-------- The records --------

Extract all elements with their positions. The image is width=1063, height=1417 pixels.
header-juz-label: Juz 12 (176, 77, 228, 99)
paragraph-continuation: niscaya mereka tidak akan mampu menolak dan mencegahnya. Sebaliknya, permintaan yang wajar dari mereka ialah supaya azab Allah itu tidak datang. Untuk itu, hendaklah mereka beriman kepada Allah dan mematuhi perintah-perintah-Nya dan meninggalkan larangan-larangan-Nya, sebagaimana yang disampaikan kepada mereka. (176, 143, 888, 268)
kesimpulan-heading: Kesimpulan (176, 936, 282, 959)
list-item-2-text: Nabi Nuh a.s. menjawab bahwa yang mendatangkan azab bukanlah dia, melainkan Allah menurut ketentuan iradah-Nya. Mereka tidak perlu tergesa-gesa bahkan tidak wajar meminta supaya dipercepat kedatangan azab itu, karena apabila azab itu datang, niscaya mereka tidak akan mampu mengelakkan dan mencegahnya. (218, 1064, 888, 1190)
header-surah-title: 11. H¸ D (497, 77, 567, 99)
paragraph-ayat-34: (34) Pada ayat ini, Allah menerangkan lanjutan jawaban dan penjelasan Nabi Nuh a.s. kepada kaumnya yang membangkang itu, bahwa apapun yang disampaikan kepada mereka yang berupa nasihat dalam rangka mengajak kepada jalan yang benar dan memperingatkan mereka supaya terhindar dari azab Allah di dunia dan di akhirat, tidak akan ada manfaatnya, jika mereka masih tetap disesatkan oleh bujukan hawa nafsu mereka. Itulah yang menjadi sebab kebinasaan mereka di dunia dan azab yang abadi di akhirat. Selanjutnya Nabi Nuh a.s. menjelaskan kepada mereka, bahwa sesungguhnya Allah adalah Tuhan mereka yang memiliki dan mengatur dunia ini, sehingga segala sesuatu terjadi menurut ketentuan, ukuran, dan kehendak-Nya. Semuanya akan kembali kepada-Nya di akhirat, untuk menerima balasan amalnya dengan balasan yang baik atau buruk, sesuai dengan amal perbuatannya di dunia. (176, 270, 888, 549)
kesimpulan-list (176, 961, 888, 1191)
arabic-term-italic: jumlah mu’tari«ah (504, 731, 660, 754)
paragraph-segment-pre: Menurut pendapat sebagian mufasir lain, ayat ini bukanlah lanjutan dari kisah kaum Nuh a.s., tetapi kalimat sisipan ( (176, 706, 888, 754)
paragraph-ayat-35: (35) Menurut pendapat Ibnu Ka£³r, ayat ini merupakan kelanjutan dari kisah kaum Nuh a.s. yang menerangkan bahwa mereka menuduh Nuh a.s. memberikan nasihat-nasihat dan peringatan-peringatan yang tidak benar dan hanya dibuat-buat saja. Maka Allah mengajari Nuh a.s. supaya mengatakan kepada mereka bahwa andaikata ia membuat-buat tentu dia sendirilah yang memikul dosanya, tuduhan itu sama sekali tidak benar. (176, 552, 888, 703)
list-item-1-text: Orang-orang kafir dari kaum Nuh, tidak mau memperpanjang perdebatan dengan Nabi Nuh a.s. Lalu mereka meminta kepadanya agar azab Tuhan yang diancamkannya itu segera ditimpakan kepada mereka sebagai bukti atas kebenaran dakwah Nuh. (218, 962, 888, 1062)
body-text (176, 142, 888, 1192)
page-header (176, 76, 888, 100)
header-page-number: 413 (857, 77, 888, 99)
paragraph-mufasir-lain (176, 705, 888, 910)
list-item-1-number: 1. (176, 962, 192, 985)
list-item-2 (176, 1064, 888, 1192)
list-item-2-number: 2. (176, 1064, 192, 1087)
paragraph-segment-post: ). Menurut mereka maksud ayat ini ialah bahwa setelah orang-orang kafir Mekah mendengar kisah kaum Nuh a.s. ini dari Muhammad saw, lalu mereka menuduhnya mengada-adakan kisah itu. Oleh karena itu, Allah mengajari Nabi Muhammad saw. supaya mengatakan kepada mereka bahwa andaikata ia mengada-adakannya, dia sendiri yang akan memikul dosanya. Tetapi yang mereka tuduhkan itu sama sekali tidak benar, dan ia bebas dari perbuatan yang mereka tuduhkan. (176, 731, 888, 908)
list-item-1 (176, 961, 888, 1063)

--------

◆ Goal ◆
Copy all of the material above, reproducing every line without a single change.

◆ Result of this task ◆
Extract all elements with their positions. The image is width=1063, height=1417 pixels.
header-juz-label: Juz 12 (176, 77, 228, 99)
paragraph-continuation: niscaya mereka tidak akan mampu menolak dan mencegahnya. Sebaliknya, permintaan yang wajar dari mereka ialah supaya azab Allah itu tidak datang. Untuk itu, hendaklah mereka beriman kepada Allah dan mematuhi perintah-perintah-Nya dan meninggalkan larangan-larangan-Nya, sebagaimana yang disampaikan kepada mereka. (176, 143, 888, 268)
kesimpulan-heading: Kesimpulan (176, 936, 282, 959)
list-item-2-text: Nabi Nuh a.s. menjawab bahwa yang mendatangkan azab bukanlah dia, melainkan Allah menurut ketentuan iradah-Nya. Mereka tidak perlu tergesa-gesa bahkan tidak wajar meminta supaya dipercepat kedatangan azab itu, karena apabila azab itu datang, niscaya mereka tidak akan mampu mengelakkan dan mencegahnya. (218, 1064, 888, 1190)
header-surah-title: 11. H¸ D (497, 77, 567, 99)
paragraph-ayat-34: (34) Pada ayat ini, Allah menerangkan lanjutan jawaban dan penjelasan Nabi Nuh a.s. kepada kaumnya yang membangkang itu, bahwa apapun yang disampaikan kepada mereka yang berupa nasihat dalam rangka mengajak kepada jalan yang benar dan memperingatkan mereka supaya terhindar dari azab Allah di dunia dan di akhirat, tidak akan ada manfaatnya, jika mereka masih tetap disesatkan oleh bujukan hawa nafsu mereka. Itulah yang menjadi sebab kebinasaan mereka di dunia dan azab yang abadi di akhirat. Selanjutnya Nabi Nuh a.s. menjelaskan kepada mereka, bahwa sesungguhnya Allah adalah Tuhan mereka yang memiliki dan mengatur dunia ini, sehingga segala sesuatu terjadi menurut ketentuan, ukuran, dan kehendak-Nya. Semuanya akan kembali kepada-Nya di akhirat, untuk menerima balasan amalnya dengan balasan yang baik atau buruk, sesuai dengan amal perbuatannya di dunia. (176, 270, 888, 549)
kesimpulan-list (176, 961, 888, 1191)
arabic-term-italic: jumlah mu’tari«ah (504, 731, 660, 754)
paragraph-segment-pre: Menurut pendapat sebagian mufasir lain, ayat ini bukanlah lanjutan dari kisah kaum Nuh a.s., tetapi kalimat sisipan ( (176, 706, 888, 754)
paragraph-ayat-35: (35) Menurut pendapat Ibnu Ka£³r, ayat ini merupakan kelanjutan dari kisah kaum Nuh a.s. yang menerangkan bahwa mereka menuduh Nuh a.s. memberikan nasihat-nasihat dan peringatan-peringatan yang tidak benar dan hanya dibuat-buat saja. Maka Allah mengajari Nuh a.s. supaya mengatakan kepada mereka bahwa andaikata ia membuat-buat tentu dia sendirilah yang memikul dosanya, tuduhan itu sama sekali tidak benar. (176, 552, 888, 703)
list-item-1-text: Orang-orang kafir dari kaum Nuh, tidak mau memperpanjang perdebatan dengan Nabi Nuh a.s. Lalu mereka meminta kepadanya agar azab Tuhan yang diancamkannya itu segera ditimpakan kepada mereka sebagai bukti atas kebenaran dakwah Nuh. (218, 962, 888, 1062)
body-text (176, 142, 888, 1192)
page-header (176, 76, 888, 100)
header-page-number: 413 (857, 77, 888, 99)
paragraph-mufasir-lain (176, 705, 888, 910)
list-item-1-number: 1. (176, 962, 192, 985)
list-item-2 (176, 1064, 888, 1192)
list-item-2-number: 2. (176, 1064, 192, 1087)
paragraph-segment-post: ). Menurut mereka maksud ayat ini ialah bahwa setelah orang-orang kafir Mekah mendengar kisah kaum Nuh a.s. ini dari Muhammad saw, lalu mereka menuduhnya mengada-adakan kisah itu. Oleh karena itu, Allah mengajari Nabi Muhammad saw. supaya mengatakan kepada mereka bahwa andaikata ia mengada-adakannya, dia sendiri yang akan memikul dosanya. Tetapi yang mereka tuduhkan itu sama sekali tidak benar, dan ia bebas dari perbuatan yang mereka tuduhkan. (176, 731, 888, 908)
list-item-1 (176, 961, 888, 1063)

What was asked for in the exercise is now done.